Transcribe all of the material below word for word and leave out its pictures.

Stored records:
◆ ◆ ◆ ◆
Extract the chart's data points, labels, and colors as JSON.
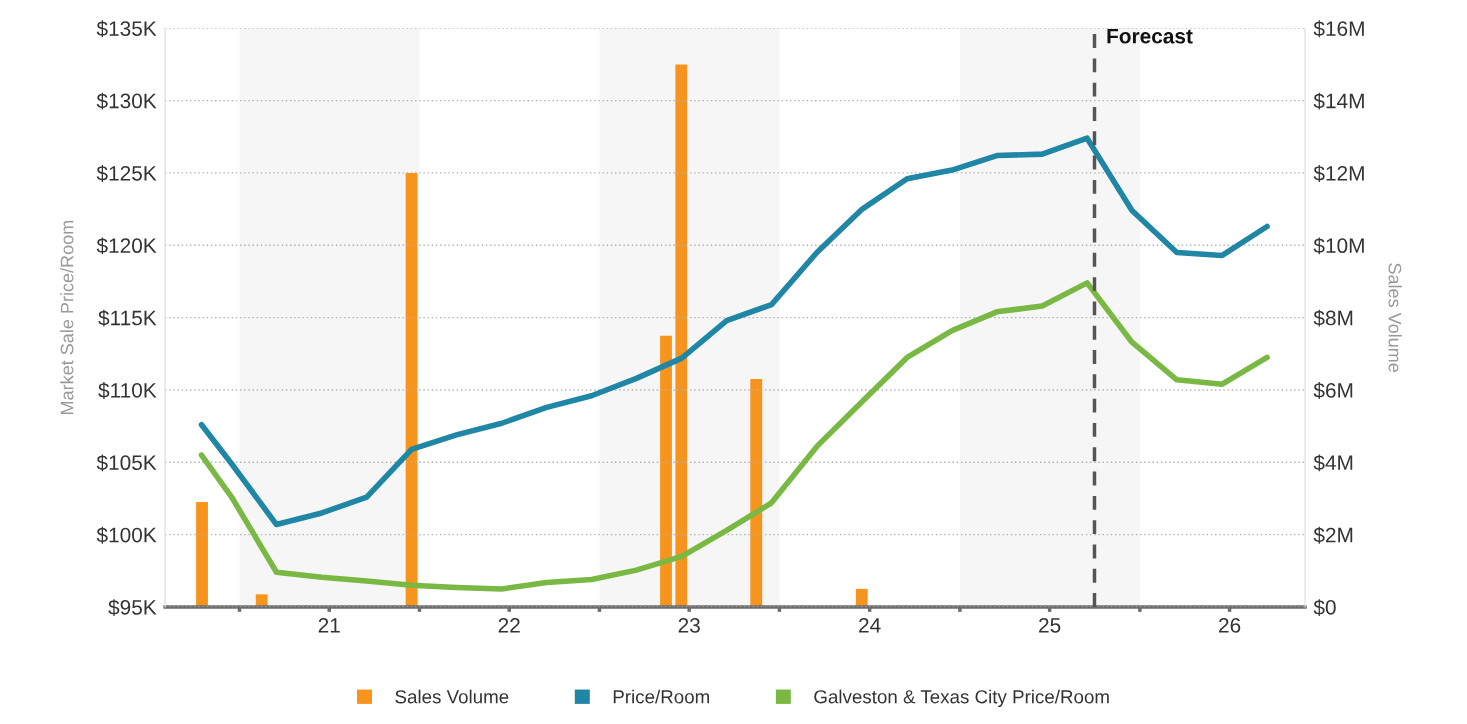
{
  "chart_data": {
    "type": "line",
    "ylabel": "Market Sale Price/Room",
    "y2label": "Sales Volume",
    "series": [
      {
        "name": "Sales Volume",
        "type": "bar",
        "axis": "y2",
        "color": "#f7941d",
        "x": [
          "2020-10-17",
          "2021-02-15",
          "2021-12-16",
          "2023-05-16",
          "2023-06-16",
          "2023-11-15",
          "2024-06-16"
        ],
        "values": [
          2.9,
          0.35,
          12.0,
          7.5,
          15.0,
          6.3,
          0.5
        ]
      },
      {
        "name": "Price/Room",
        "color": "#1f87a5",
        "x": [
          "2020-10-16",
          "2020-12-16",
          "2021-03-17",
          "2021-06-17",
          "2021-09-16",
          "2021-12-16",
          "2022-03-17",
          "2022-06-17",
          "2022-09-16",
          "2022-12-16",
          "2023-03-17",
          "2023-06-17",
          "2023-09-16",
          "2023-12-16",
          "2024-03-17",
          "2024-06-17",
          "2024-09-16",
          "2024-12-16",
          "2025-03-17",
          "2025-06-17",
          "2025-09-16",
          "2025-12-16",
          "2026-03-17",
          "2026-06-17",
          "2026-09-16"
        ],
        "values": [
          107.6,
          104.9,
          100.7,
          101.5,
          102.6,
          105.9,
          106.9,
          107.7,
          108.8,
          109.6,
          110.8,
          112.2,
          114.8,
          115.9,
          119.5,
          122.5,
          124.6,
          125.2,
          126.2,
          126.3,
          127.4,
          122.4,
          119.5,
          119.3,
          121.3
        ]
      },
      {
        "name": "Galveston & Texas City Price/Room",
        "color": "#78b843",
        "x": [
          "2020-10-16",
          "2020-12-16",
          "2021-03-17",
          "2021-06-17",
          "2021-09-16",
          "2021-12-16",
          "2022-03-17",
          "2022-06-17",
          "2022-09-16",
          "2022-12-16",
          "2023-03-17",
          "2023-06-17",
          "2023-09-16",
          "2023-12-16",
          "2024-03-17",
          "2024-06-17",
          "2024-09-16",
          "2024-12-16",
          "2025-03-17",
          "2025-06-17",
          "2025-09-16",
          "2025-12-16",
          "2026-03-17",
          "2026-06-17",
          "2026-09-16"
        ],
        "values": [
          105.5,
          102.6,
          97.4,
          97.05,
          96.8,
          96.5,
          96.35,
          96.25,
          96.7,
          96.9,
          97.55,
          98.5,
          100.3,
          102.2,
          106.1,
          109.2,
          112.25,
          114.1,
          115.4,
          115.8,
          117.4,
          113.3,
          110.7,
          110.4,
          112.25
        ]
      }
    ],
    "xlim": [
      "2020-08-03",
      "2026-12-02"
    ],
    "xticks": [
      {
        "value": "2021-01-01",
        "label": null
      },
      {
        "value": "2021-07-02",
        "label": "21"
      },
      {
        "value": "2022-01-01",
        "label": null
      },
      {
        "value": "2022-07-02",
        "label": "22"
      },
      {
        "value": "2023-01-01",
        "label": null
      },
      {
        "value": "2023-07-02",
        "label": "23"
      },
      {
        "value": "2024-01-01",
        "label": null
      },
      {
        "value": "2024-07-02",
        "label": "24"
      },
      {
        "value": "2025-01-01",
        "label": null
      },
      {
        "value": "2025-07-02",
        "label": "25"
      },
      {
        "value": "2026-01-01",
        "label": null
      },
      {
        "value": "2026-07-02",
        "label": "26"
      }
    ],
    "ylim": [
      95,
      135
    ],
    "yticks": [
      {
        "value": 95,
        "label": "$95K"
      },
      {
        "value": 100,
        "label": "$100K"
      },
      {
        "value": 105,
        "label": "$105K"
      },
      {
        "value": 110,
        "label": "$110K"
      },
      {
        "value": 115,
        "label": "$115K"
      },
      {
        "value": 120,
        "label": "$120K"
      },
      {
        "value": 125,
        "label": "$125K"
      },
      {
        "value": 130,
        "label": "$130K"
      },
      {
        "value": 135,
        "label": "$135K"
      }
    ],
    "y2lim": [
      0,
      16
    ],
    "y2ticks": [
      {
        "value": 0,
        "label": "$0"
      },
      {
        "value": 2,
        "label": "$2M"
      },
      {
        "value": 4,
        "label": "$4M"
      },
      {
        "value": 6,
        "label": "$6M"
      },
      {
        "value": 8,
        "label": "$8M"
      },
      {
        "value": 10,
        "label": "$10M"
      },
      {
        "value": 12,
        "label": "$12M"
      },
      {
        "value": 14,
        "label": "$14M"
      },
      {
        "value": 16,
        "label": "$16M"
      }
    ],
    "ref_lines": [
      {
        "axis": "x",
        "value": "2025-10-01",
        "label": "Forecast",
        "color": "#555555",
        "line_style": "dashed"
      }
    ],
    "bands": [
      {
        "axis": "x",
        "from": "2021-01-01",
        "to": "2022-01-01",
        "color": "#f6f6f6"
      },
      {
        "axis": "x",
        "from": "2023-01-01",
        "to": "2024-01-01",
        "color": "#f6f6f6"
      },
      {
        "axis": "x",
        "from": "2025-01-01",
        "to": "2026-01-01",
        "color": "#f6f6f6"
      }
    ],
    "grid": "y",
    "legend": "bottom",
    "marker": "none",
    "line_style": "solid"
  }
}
◆ ◆ ◆ ◆
> [EXERCISE OUTPUT]:
Extract the chart's data points, labels, and colors as JSON.
{
  "chart_data": {
    "type": "line",
    "ylabel": "Market Sale Price/Room",
    "y2label": "Sales Volume",
    "series": [
      {
        "name": "Sales Volume",
        "type": "bar",
        "axis": "y2",
        "color": "#f7941d",
        "x": [
          "2020-10-17",
          "2021-02-15",
          "2021-12-16",
          "2023-05-16",
          "2023-06-16",
          "2023-11-15",
          "2024-06-16"
        ],
        "values": [
          2.9,
          0.35,
          12.0,
          7.5,
          15.0,
          6.3,
          0.5
        ]
      },
      {
        "name": "Price/Room",
        "color": "#1f87a5",
        "x": [
          "2020-10-16",
          "2020-12-16",
          "2021-03-17",
          "2021-06-17",
          "2021-09-16",
          "2021-12-16",
          "2022-03-17",
          "2022-06-17",
          "2022-09-16",
          "2022-12-16",
          "2023-03-17",
          "2023-06-17",
          "2023-09-16",
          "2023-12-16",
          "2024-03-17",
          "2024-06-17",
          "2024-09-16",
          "2024-12-16",
          "2025-03-17",
          "2025-06-17",
          "2025-09-16",
          "2025-12-16",
          "2026-03-17",
          "2026-06-17",
          "2026-09-16"
        ],
        "values": [
          107.6,
          104.9,
          100.7,
          101.5,
          102.6,
          105.9,
          106.9,
          107.7,
          108.8,
          109.6,
          110.8,
          112.2,
          114.8,
          115.9,
          119.5,
          122.5,
          124.6,
          125.2,
          126.2,
          126.3,
          127.4,
          122.4,
          119.5,
          119.3,
          121.3
        ]
      },
      {
        "name": "Galveston & Texas City Price/Room",
        "color": "#78b843",
        "x": [
          "2020-10-16",
          "2020-12-16",
          "2021-03-17",
          "2021-06-17",
          "2021-09-16",
          "2021-12-16",
          "2022-03-17",
          "2022-06-17",
          "2022-09-16",
          "2022-12-16",
          "2023-03-17",
          "2023-06-17",
          "2023-09-16",
          "2023-12-16",
          "2024-03-17",
          "2024-06-17",
          "2024-09-16",
          "2024-12-16",
          "2025-03-17",
          "2025-06-17",
          "2025-09-16",
          "2025-12-16",
          "2026-03-17",
          "2026-06-17",
          "2026-09-16"
        ],
        "values": [
          105.5,
          102.6,
          97.4,
          97.05,
          96.8,
          96.5,
          96.35,
          96.25,
          96.7,
          96.9,
          97.55,
          98.5,
          100.3,
          102.2,
          106.1,
          109.2,
          112.25,
          114.1,
          115.4,
          115.8,
          117.4,
          113.3,
          110.7,
          110.4,
          112.25
        ]
      }
    ],
    "xlim": [
      "2020-08-03",
      "2026-12-02"
    ],
    "xticks": [
      {
        "value": "2021-01-01",
        "label": null
      },
      {
        "value": "2021-07-02",
        "label": "21"
      },
      {
        "value": "2022-01-01",
        "label": null
      },
      {
        "value": "2022-07-02",
        "label": "22"
      },
      {
        "value": "2023-01-01",
        "label": null
      },
      {
        "value": "2023-07-02",
        "label": "23"
      },
      {
        "value": "2024-01-01",
        "label": null
      },
      {
        "value": "2024-07-02",
        "label": "24"
      },
      {
        "value": "2025-01-01",
        "label": null
      },
      {
        "value": "2025-07-02",
        "label": "25"
      },
      {
        "value": "2026-01-01",
        "label": null
      },
      {
        "value": "2026-07-02",
        "label": "26"
      }
    ],
    "ylim": [
      95,
      135
    ],
    "yticks": [
      {
        "value": 95,
        "label": "$95K"
      },
      {
        "value": 100,
        "label": "$100K"
      },
      {
        "value": 105,
        "label": "$105K"
      },
      {
        "value": 110,
        "label": "$110K"
      },
      {
        "value": 115,
        "label": "$115K"
      },
      {
        "value": 120,
        "label": "$120K"
      },
      {
        "value": 125,
        "label": "$125K"
      },
      {
        "value": 130,
        "label": "$130K"
      },
      {
        "value": 135,
        "label": "$135K"
      }
    ],
    "y2lim": [
      0,
      16
    ],
    "y2ticks": [
      {
        "value": 0,
        "label": "$0"
      },
      {
        "value": 2,
        "label": "$2M"
      },
      {
        "value": 4,
        "label": "$4M"
      },
      {
        "value": 6,
        "label": "$6M"
      },
      {
        "value": 8,
        "label": "$8M"
      },
      {
        "value": 10,
        "label": "$10M"
      },
      {
        "value": 12,
        "label": "$12M"
      },
      {
        "value": 14,
        "label": "$14M"
      },
      {
        "value": 16,
        "label": "$16M"
      }
    ],
    "ref_lines": [
      {
        "axis": "x",
        "value": "2025-10-01",
        "label": "Forecast",
        "color": "#555555",
        "line_style": "dashed"
      }
    ],
    "bands": [
      {
        "axis": "x",
        "from": "2021-01-01",
        "to": "2022-01-01",
        "color": "#f6f6f6"
      },
      {
        "axis": "x",
        "from": "2023-01-01",
        "to": "2024-01-01",
        "color": "#f6f6f6"
      },
      {
        "axis": "x",
        "from": "2025-01-01",
        "to": "2026-01-01",
        "color": "#f6f6f6"
      }
    ],
    "grid": "y",
    "legend": "bottom",
    "marker": "none",
    "line_style": "solid"
  }
}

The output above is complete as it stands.